▶ [Exercise]:
Your task is to gather the lines below that hold the string "this".

▶ [Extracted material]:
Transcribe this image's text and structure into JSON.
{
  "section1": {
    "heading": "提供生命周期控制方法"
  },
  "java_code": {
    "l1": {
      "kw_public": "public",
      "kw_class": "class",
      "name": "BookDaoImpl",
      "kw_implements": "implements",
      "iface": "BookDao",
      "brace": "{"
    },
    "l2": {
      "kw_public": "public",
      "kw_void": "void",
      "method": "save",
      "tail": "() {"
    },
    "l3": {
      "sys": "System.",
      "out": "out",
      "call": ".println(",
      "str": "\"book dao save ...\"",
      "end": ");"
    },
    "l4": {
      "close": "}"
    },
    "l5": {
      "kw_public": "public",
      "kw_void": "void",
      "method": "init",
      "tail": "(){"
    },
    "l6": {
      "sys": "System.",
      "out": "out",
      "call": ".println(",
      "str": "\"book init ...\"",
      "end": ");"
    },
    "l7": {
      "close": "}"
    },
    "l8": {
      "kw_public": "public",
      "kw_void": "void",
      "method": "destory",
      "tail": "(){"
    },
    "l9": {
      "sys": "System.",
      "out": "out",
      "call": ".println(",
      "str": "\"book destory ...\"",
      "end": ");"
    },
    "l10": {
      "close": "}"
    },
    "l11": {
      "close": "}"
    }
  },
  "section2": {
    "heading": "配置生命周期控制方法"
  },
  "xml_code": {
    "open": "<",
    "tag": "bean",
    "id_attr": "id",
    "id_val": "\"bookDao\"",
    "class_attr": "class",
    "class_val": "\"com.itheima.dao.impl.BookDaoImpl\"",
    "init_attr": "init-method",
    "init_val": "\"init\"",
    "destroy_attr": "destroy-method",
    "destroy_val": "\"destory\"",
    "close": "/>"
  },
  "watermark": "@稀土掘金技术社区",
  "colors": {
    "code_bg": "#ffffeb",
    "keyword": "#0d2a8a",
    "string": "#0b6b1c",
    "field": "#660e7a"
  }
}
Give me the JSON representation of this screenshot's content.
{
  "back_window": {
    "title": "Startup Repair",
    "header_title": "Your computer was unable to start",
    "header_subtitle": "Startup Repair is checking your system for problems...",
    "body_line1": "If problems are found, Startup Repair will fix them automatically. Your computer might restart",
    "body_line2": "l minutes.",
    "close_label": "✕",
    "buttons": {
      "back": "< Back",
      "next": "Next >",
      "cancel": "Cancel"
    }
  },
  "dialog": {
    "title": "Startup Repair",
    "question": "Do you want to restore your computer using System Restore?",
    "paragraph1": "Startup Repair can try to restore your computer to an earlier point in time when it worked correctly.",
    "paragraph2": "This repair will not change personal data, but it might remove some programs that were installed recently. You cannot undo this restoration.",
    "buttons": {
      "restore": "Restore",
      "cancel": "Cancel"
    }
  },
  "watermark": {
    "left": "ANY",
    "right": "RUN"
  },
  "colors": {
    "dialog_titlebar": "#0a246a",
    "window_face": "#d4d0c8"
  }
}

▶ [The response]:
Transcribe this image's text and structure into JSON.
Give me the JSON representation of this screenshot's content.
    "paragraph2": "This repair will not change personal data, but it might remove some programs that were installed recently. You cannot undo this restoration.",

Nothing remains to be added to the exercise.